GOAL ▸
Your copy of the material below should match it exactly, except that it holds no pictures.

DATA FOR PROCESSING ▸
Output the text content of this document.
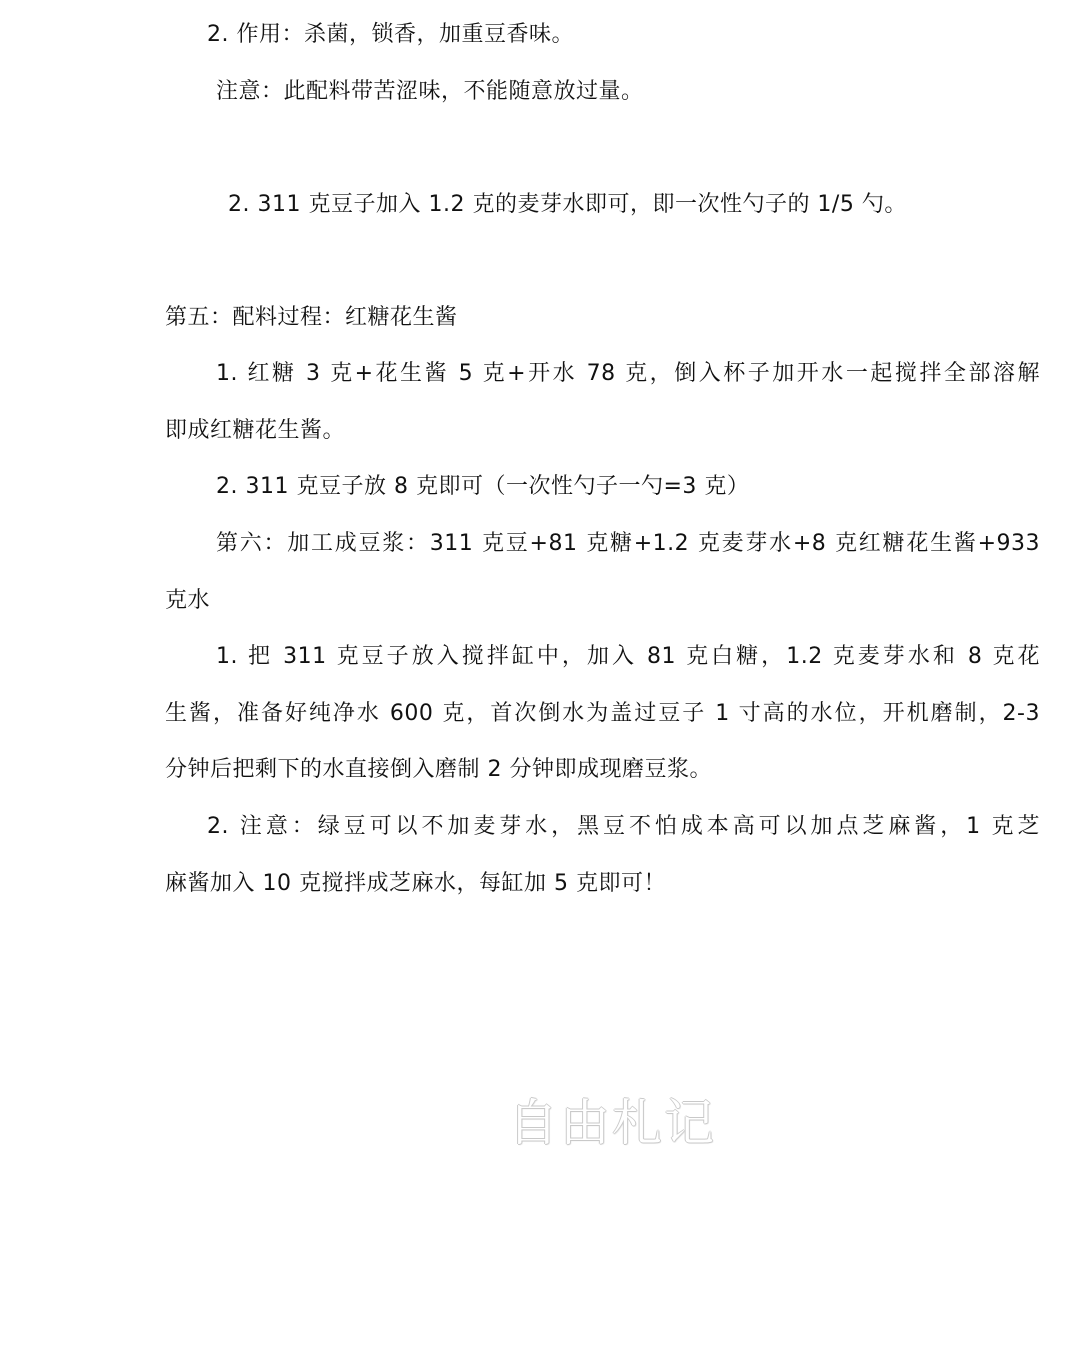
2. 作用：杀菌，锁香，加重豆香味。
注意：此配料带苦涩味，不能随意放过量。
2. 311 克豆子加入 1.2 克的麦芽水即可，即一次性勺子的 1/5 勺。
第五：配料过程：红糖花生酱
1. 红糖 3 克+花生酱 5 克+开水 78 克，倒入杯子加开水一起搅拌全部溶解
即成红糖花生酱。
2. 311 克豆子放 8 克即可（一次性勺子一勺=3 克）
第六：加工成豆浆：311 克豆+81 克糖+1.2 克麦芽水+8 克红糖花生酱+933
克水
1. 把 311 克豆子放入搅拌缸中，加入 81 克白糖，1.2 克麦芽水和 8 克花
生酱，准备好纯净水 600 克，首次倒水为盖过豆子 1 寸高的水位，开机磨制，2-3
分钟后把剩下的水直接倒入磨制 2 分钟即成现磨豆浆。
2. 注意：绿豆可以不加麦芽水，黑豆不怕成本高可以加点芝麻酱，1 克芝
麻酱加入 10 克搅拌成芝麻水，每缸加 5 克即可！
自由札记
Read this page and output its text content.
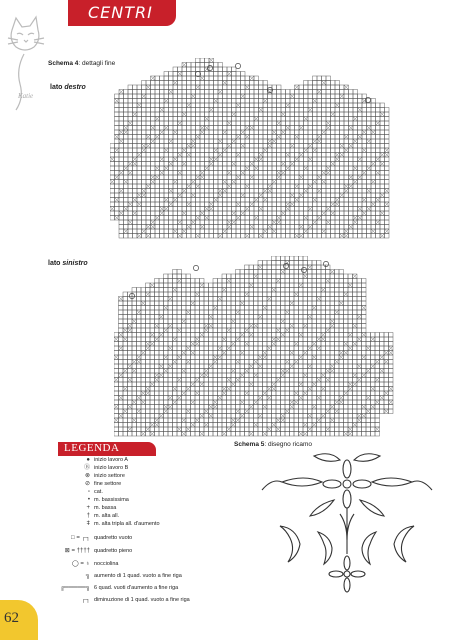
CENTRI
Katie
Schema 4: dettagli fine
lato destro
lato sinistro
LEGENDA
● inizio lavoro A
Ⓑ inizio lavoro B
⊗ inizio settore
⊘ fine settore
▫ cat.
• m. bassissima
+ m. bassa
† m. alta all.
ǂ m. alta tripla all. d'aumento
□ = ┌┐ quadretto vuoto
⊠ = †††† quadretto pieno
◯ = ♁ nocciolina
╗ aumento di 1 quad. vuoto a fine riga
╔═════╗ 6 quad. vuoti d'aumento a fine riga
┌┐ diminuzione di 1 quad. vuoto a fine riga
Schema 5: disegno ricamo
62
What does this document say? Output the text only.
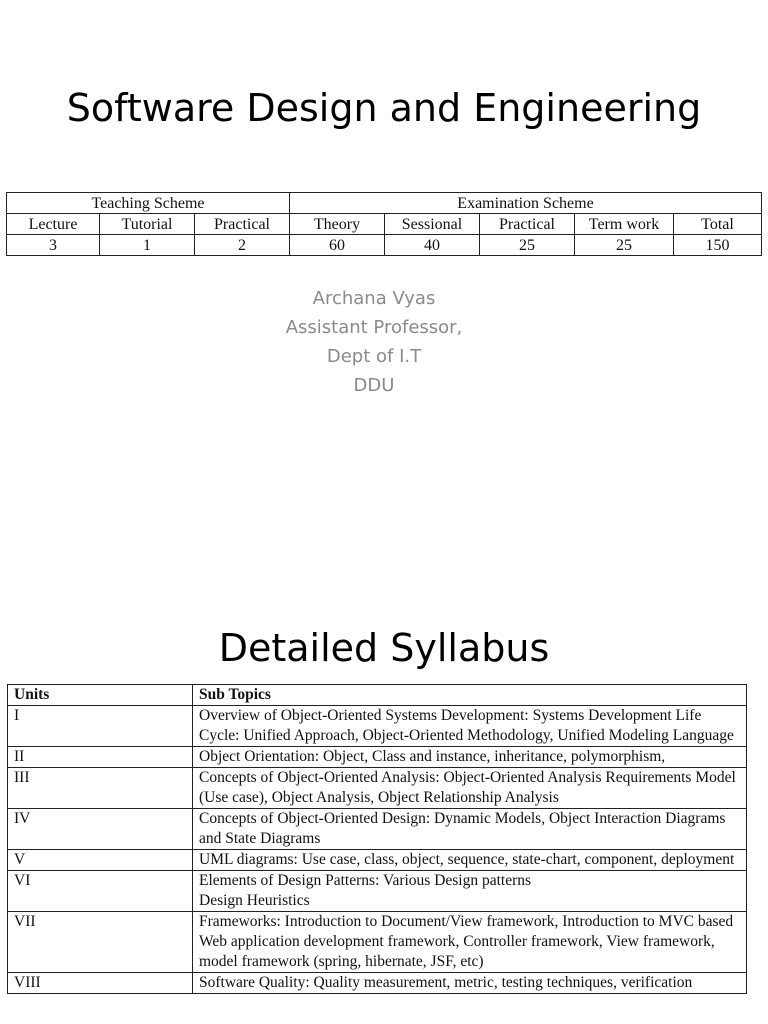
Software Design and Engineering
Teaching Scheme			Examination Scheme				
Lecture	Tutorial	Practical	Theory	Sessional	Practical	Term work	Total
3	1	2	60	40	25	25	150
Archana Vyas
Assistant Professor,
Dept of I.T
DDU
Detailed Syllabus
Units	Sub Topics
I	Overview of Object-Oriented Systems Development: Systems Development Life Cycle: Unified Approach, Object-Oriented Methodology, Unified Modeling Language
II	Object Orientation: Object, Class and instance, inheritance, polymorphism,
III	Concepts of Object-Oriented Analysis: Object-Oriented Analysis Requirements Model (Use case), Object Analysis, Object Relationship Analysis
IV	Concepts of Object-Oriented Design: Dynamic Models, Object Interaction Diagrams and State Diagrams
V	UML diagrams: Use case, class, object, sequence, state-chart, component, deployment
VI	Elements of Design Patterns: Various Design patterns
Design Heuristics

VII	Frameworks: Introduction to Document/View framework, Introduction to MVC based Web application development framework, Controller framework, View framework, model framework (spring, hibernate, JSF, etc)
VIII	Software Quality: Quality measurement, metric, testing techniques, verification
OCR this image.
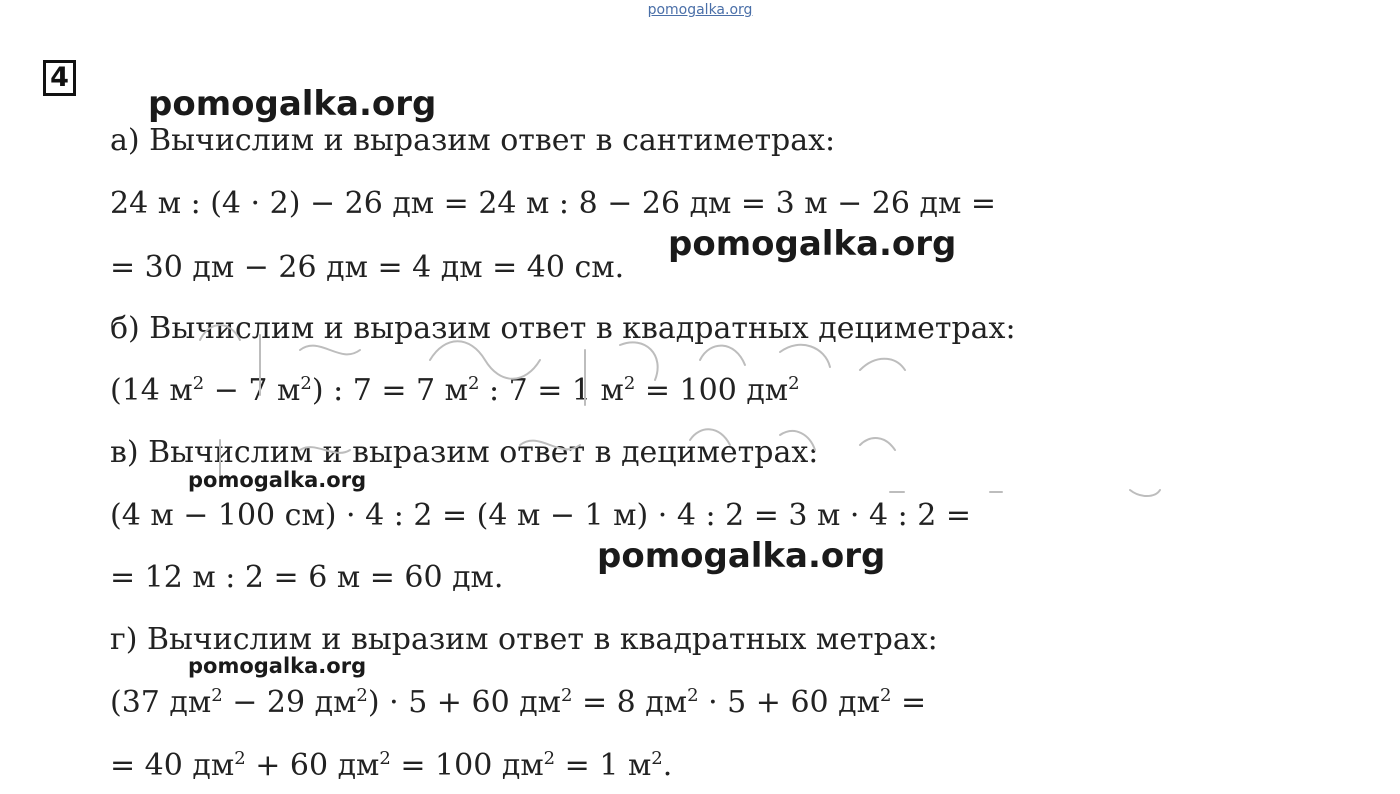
pomogalka.org
4
pomogalka.org
pomogalka.org
pomogalka.org
pomogalka.org
pomogalka.org
а) Вычислим и выразим ответ в сантиметрах:
24 м : (4 · 2) − 26 дм = 24 м : 8 − 26 дм = 3 м − 26 дм =
= 30 дм − 26 дм = 4 дм = 40 см.
б) Вычислим и выразим ответ в квадратных дециметрах:
(14 $м^2 - 7$ $м^2$) : 7 = 7 $м^2$ : 7 = 1 $м^2 = 100$ $дм^2$
в) Вычислим и выразим ответ в дециметрах:
(4 м − 100 см) · 4 : 2 = (4 м − 1 м) · 4 : 2 = 3 м · 4 : 2 =
= 12 м : 2 = 6 м = 60 дм.
г) Вычислим и выразим ответ в квадратных метрах:
(37 $дм^2 - 29$ $дм^2) \cdot 5 + 60$ $дм^2 = 8$ $дм^2 \cdot 5 + 60$ $дм^2$ =
= 40 $дм^2 + 60$ $дм^2 = 100$ $дм^2 = 1$ $м^2$.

RESULT OF THIS TASK ▸
Output the text content of this document.
2. 作用：杀菌，锁香，加重豆香味。
注意：此配料带苦涩味，不能随意放过量。
2. 311 克豆子加入 1.2 克的麦芽水即可，即一次性勺子的 1/5 勺。
第五：配料过程：红糖花生酱
1. 红糖 3 克+花生酱 5 克+开水 78 克，倒入杯子加开水一起搅拌全部溶解
即成红糖花生酱。
2. 311 克豆子放 8 克即可（一次性勺子一勺=3 克）
第六：加工成豆浆：311 克豆+81 克糖+1.2 克麦芽水+8 克红糖花生酱+933
克水
1. 把 311 克豆子放入搅拌缸中，加入 81 克白糖，1.2 克麦芽水和 8 克花
生酱，准备好纯净水 600 克，首次倒水为盖过豆子 1 寸高的水位，开机磨制，2-3
分钟后把剩下的水直接倒入磨制 2 分钟即成现磨豆浆。
2. 注意：绿豆可以不加麦芽水，黑豆不怕成本高可以加点芝麻酱，1 克芝
麻酱加入 10 克搅拌成芝麻水，每缸加 5 克即可！
自由札记
Read this page and output its text content.
CENTRI
Katie
Schema 4: dettagli fine
lato destro
lato sinistro
LEGENDA
● inizio lavoro A
Ⓑ inizio lavoro B
⊗ inizio settore
⊘ fine settore
▫ cat.
• m. bassissima
+ m. bassa
† m. alta all.
ǂ m. alta tripla all. d'aumento
□ = ┌┐ quadretto vuoto
⊠ = †††† quadretto pieno
◯ = ♁ nocciolina
╗ aumento di 1 quad. vuoto a fine riga
╔═════╗ 6 quad. vuoti d'aumento a fine riga
┌┐ diminuzione di 1 quad. vuoto a fine riga
Schema 5: disegno ricamo
62
What does this document say? Output the text only.
Software Design and Engineering
Teaching Scheme			Examination Scheme				
Lecture	Tutorial	Practical	Theory	Sessional	Practical	Term work	Total
3	1	2	60	40	25	25	150
Archana Vyas
Assistant Professor,
Dept of I.T
DDU
Detailed Syllabus
Units	Sub Topics
I	Overview of Object-Oriented Systems Development: Systems Development Life Cycle: Unified Approach, Object-Oriented Methodology, Unified Modeling Language
II	Object Orientation: Object, Class and instance, inheritance, polymorphism,
III	Concepts of Object-Oriented Analysis: Object-Oriented Analysis Requirements Model (Use case), Object Analysis, Object Relationship Analysis
IV	Concepts of Object-Oriented Design: Dynamic Models, Object Interaction Diagrams and State Diagrams
V	UML diagrams: Use case, class, object, sequence, state-chart, component, deployment
VI	Elements of Design Patterns: Various Design patterns
Design Heuristics

VII	Frameworks: Introduction to Document/View framework, Introduction to MVC based Web application development framework, Controller framework, View framework, model framework (spring, hibernate, JSF, etc)
VIII	Software Quality: Quality measurement, metric, testing techniques, verification
OCR this image.
pomogalka.org
4
pomogalka.org
pomogalka.org
pomogalka.org
pomogalka.org
pomogalka.org
а) Вычислим и выразим ответ в сантиметрах:
24 м : (4 · 2) − 26 дм = 24 м : 8 − 26 дм = 3 м − 26 дм =
= 30 дм − 26 дм = 4 дм = 40 см.
б) Вычислим и выразим ответ в квадратных дециметрах:
(14 $м^2 - 7$ $м^2$) : 7 = 7 $м^2$ : 7 = 1 $м^2 = 100$ $дм^2$
в) Вычислим и выразим ответ в дециметрах:
(4 м − 100 см) · 4 : 2 = (4 м − 1 м) · 4 : 2 = 3 м · 4 : 2 =
= 12 м : 2 = 6 м = 60 дм.
г) Вычислим и выразим ответ в квадратных метрах:
(37 $дм^2 - 29$ $дм^2) \cdot 5 + 60$ $дм^2 = 8$ $дм^2 \cdot 5 + 60$ $дм^2$ =
= 40 $дм^2 + 60$ $дм^2 = 100$ $дм^2 = 1$ $м^2$.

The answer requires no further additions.